— Data records —
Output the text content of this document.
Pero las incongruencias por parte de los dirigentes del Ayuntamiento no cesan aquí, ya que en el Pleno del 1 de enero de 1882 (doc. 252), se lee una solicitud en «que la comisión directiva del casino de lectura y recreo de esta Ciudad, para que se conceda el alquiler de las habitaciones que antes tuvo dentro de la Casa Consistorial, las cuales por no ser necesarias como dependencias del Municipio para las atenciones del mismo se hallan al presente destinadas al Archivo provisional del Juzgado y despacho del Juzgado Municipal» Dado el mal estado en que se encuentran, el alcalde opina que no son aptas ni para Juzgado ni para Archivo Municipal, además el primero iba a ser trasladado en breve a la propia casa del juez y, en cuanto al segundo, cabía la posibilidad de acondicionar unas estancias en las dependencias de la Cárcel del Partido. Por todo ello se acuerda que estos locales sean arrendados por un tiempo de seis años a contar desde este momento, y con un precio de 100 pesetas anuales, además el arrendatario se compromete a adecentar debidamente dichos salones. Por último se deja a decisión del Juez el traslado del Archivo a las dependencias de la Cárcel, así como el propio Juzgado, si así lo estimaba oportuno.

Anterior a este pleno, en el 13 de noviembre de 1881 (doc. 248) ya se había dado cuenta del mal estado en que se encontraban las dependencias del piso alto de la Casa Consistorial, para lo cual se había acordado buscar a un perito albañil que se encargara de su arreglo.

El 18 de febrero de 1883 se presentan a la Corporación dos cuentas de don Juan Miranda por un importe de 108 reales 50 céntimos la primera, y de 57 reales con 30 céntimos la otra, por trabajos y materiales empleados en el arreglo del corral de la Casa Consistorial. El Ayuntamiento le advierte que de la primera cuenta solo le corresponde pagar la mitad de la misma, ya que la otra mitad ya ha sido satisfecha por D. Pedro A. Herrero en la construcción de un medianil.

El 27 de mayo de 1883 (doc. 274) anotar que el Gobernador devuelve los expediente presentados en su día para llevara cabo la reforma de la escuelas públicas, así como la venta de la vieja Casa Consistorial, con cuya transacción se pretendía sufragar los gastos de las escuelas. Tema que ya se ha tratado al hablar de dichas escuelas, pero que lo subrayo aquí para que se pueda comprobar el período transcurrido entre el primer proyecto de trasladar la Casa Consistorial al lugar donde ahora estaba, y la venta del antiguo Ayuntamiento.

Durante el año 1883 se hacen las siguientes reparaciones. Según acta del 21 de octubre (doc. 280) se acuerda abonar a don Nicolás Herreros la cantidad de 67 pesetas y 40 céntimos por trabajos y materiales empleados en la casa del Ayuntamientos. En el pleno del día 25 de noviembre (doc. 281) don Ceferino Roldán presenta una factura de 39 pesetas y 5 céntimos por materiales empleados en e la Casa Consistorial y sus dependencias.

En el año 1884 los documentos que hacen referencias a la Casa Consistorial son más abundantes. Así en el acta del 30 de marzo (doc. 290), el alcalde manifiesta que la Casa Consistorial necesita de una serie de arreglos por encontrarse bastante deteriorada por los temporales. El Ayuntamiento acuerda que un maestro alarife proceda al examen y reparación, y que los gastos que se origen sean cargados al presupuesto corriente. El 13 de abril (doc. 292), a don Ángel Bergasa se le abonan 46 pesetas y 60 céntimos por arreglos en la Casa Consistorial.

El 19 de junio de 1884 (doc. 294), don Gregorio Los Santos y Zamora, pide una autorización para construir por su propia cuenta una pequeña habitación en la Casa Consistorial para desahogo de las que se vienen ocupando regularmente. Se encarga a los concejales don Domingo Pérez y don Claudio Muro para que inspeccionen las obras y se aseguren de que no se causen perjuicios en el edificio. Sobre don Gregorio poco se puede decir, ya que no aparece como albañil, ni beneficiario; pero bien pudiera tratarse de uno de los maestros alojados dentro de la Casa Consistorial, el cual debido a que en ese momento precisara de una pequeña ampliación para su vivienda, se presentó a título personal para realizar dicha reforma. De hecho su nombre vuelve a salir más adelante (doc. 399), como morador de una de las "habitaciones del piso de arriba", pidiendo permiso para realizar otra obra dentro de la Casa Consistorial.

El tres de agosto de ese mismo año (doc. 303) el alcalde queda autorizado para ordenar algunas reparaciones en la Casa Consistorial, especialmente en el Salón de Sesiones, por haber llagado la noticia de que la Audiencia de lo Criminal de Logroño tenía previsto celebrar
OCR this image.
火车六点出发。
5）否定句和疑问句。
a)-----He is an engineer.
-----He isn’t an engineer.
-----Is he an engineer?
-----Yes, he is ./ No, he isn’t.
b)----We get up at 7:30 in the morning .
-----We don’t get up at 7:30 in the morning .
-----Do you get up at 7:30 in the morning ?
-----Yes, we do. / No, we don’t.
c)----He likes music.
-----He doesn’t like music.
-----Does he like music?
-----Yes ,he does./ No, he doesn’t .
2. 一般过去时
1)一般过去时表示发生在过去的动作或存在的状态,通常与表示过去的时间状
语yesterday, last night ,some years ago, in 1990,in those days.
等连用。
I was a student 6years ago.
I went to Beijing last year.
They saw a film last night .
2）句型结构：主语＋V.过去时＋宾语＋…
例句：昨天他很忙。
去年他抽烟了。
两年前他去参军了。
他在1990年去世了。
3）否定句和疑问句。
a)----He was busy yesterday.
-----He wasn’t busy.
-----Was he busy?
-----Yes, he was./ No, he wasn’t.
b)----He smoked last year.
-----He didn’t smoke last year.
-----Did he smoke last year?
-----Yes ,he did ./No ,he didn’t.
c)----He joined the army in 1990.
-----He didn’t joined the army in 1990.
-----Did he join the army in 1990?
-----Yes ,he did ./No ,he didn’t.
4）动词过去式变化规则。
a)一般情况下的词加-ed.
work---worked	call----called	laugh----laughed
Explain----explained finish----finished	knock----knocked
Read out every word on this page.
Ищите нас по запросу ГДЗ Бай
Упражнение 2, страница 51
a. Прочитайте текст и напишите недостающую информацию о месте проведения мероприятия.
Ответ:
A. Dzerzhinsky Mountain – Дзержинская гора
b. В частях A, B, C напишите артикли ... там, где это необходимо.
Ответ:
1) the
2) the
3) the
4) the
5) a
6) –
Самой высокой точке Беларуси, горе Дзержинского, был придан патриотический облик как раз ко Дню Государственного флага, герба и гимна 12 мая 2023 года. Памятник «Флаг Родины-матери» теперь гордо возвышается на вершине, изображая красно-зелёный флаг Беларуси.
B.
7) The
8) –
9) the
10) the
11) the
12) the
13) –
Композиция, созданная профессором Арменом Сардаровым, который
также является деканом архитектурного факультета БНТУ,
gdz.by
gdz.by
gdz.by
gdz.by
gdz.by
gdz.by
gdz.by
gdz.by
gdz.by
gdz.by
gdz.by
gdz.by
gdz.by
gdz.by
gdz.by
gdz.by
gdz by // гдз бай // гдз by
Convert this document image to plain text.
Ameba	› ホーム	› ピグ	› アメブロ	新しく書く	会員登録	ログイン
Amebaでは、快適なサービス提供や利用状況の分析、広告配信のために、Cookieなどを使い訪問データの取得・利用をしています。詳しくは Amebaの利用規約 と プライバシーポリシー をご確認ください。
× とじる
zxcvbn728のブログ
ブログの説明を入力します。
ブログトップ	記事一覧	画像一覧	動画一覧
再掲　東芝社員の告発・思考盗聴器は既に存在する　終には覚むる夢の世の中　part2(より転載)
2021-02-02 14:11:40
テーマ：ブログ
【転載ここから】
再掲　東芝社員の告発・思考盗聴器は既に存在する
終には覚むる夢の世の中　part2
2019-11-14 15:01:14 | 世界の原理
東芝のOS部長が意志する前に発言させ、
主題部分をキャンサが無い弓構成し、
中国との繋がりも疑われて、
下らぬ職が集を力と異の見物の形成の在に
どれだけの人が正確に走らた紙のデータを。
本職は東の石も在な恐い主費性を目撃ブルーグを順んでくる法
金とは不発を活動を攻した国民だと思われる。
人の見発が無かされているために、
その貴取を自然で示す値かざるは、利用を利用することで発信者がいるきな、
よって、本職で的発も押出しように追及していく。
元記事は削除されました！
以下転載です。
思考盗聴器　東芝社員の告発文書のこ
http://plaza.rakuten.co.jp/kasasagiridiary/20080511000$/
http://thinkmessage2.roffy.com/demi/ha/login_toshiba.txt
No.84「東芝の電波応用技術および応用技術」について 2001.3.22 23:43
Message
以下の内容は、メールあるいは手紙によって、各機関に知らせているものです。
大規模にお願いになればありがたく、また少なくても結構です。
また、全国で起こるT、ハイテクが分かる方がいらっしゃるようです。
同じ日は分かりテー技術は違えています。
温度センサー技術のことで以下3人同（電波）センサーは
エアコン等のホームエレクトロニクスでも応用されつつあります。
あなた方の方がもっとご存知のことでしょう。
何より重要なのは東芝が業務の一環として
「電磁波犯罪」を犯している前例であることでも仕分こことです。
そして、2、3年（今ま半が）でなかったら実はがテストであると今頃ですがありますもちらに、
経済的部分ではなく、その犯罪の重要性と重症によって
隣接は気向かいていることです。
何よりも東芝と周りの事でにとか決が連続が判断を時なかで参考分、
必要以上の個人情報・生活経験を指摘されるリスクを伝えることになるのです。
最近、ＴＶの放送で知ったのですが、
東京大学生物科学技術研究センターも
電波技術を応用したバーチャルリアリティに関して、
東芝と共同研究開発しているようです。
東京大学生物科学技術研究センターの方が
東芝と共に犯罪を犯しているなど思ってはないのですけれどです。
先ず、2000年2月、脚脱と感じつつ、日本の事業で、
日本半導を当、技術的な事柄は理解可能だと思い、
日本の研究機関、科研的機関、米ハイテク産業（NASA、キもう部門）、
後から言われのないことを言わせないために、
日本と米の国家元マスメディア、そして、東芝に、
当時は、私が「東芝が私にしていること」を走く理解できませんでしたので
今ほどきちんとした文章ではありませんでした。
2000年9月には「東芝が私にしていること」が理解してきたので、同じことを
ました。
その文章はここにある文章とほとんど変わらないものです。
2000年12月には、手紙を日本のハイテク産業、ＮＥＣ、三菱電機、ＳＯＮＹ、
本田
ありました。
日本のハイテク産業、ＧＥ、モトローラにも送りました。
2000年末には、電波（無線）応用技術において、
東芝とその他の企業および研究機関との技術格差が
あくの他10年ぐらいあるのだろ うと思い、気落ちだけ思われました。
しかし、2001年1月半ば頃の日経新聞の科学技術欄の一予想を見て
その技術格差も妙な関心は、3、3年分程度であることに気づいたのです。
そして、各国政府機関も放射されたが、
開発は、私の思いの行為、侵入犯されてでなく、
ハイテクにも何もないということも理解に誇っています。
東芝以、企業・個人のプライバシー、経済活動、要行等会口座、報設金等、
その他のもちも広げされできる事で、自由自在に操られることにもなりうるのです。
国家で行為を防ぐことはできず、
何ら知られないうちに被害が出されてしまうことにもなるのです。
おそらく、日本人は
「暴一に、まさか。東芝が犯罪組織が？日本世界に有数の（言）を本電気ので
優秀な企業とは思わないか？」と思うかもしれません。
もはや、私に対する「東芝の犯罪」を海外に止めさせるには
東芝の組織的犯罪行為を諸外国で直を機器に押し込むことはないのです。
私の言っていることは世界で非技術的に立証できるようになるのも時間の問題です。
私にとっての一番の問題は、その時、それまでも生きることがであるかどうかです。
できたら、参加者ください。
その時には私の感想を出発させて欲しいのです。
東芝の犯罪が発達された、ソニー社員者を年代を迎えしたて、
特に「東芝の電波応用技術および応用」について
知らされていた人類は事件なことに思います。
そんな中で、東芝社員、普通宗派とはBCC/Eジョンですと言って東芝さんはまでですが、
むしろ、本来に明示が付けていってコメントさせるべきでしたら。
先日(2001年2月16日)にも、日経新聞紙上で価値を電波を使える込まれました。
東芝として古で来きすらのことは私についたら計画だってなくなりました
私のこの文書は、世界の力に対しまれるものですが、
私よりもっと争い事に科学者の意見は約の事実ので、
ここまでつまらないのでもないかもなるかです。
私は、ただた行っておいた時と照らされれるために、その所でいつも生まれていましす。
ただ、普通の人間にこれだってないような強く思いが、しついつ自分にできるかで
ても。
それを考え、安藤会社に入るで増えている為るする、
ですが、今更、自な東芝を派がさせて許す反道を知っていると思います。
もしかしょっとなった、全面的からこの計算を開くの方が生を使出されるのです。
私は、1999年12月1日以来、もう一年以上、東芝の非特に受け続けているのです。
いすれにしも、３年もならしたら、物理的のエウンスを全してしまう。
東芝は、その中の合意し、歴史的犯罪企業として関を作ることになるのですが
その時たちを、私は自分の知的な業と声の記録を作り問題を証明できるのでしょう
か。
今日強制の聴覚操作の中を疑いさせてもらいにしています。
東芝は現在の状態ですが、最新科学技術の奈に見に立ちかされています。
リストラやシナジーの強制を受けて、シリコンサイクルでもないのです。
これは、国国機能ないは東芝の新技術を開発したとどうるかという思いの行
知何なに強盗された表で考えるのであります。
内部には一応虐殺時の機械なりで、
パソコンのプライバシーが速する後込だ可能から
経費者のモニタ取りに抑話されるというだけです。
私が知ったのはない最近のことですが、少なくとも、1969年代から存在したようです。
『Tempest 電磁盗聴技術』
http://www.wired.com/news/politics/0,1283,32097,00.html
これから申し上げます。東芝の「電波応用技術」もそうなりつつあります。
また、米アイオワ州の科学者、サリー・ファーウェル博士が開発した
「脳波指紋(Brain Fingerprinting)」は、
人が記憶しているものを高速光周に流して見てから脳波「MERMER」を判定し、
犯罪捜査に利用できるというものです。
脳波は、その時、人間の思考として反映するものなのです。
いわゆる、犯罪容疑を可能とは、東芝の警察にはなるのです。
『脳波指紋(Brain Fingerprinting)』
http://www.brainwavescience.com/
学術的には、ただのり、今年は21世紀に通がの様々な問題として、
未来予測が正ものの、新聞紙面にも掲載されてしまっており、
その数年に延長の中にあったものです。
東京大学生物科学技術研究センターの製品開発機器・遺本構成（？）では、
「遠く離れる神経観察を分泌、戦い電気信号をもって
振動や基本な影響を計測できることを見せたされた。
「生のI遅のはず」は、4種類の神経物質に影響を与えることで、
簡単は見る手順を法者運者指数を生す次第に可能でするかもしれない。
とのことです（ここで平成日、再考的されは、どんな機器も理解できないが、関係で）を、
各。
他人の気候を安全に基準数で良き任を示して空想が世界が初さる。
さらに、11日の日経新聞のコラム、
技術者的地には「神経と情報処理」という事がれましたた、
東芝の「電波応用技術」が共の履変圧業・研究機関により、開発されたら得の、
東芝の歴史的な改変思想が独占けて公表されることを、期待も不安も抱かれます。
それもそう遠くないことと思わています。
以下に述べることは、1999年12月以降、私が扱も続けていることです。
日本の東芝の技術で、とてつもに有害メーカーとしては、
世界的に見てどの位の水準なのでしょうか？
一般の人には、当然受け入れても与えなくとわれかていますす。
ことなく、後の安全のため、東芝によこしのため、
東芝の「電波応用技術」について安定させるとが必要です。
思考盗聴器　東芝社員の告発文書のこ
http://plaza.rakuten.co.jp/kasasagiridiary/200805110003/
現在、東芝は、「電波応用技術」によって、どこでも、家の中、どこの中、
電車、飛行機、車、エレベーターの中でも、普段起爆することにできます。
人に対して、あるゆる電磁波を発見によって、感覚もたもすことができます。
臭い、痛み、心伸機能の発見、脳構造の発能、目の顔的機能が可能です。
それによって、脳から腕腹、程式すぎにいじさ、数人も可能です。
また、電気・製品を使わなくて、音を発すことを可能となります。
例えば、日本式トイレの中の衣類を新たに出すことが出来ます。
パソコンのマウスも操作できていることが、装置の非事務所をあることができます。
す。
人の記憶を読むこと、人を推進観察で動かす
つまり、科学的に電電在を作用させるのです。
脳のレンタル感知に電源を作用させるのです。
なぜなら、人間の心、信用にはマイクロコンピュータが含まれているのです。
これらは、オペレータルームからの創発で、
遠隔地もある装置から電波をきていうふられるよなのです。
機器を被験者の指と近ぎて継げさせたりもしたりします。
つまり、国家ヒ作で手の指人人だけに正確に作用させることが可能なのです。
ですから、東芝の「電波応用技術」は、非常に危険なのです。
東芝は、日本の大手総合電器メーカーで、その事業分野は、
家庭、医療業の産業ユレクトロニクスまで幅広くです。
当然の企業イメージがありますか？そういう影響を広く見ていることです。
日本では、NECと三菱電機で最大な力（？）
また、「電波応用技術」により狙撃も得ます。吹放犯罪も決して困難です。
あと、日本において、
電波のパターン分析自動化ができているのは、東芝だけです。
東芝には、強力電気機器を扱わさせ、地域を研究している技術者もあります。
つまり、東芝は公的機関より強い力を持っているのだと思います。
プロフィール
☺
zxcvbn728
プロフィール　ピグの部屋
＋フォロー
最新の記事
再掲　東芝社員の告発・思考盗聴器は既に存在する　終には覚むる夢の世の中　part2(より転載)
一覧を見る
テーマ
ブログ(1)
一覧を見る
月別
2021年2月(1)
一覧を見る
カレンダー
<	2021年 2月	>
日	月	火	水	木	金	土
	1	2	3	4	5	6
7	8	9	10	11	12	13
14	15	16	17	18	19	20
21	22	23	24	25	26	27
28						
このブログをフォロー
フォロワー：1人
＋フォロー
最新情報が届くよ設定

— Task objective —
List every line above containing the word "night".

— Answer below —
语yesterday, last night ,some years ago, in 1990,in those days.
They saw a film last night .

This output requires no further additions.